Data supplied
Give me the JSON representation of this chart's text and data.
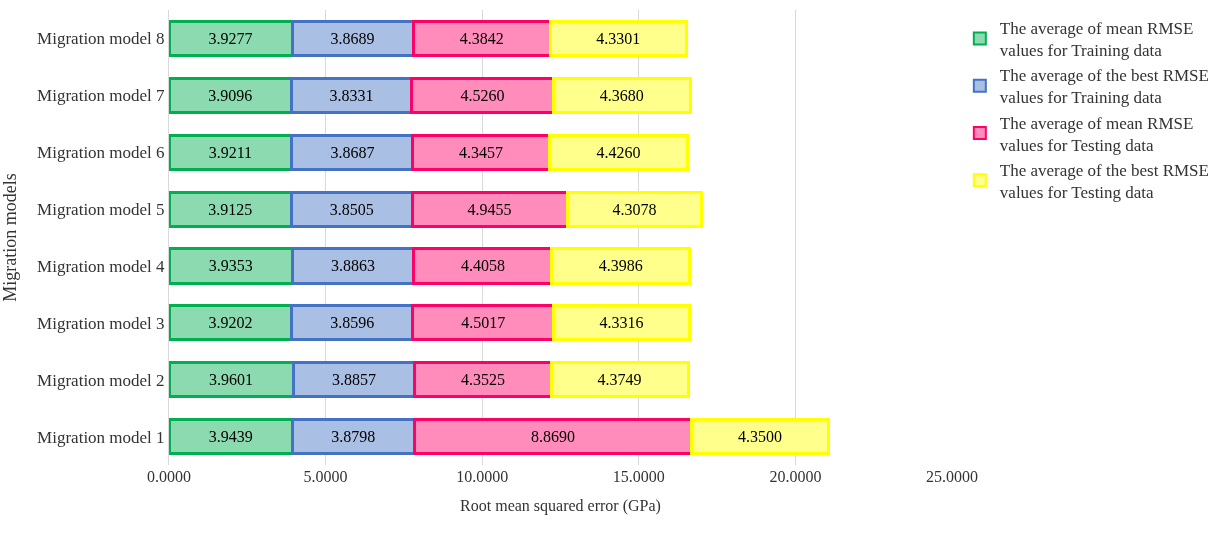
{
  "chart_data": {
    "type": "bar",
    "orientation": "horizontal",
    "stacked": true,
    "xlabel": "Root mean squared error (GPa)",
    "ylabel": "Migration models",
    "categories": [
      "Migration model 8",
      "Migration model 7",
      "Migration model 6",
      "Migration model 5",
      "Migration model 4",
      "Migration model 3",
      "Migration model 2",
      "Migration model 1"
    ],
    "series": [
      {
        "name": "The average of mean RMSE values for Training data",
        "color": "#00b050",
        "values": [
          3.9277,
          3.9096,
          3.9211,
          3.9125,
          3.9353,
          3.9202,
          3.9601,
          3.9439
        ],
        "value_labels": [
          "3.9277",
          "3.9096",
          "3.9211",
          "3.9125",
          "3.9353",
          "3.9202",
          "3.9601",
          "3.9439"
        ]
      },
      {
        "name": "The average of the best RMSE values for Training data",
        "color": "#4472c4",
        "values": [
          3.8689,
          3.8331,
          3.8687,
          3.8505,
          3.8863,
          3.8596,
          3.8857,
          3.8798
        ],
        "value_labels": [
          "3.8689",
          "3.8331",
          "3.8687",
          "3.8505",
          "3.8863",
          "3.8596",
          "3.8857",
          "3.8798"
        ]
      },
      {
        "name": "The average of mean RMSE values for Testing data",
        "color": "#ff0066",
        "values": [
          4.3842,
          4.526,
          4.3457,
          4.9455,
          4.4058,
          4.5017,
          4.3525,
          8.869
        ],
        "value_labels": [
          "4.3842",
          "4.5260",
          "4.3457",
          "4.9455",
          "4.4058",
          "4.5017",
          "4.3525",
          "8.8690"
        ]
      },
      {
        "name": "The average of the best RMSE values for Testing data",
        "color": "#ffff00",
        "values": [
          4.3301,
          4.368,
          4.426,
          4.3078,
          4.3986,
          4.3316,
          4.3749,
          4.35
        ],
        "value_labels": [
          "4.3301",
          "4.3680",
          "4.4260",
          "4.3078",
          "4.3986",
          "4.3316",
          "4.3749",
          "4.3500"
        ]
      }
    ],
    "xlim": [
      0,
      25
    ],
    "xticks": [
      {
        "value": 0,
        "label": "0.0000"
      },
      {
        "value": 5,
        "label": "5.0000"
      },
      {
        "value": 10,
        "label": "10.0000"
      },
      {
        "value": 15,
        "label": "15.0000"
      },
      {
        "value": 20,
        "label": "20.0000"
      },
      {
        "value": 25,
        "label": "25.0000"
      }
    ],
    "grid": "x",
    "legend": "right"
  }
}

Exercise
Check each line above for the word "Training" and give the number of lines that have it, nothing else.

Finished task
2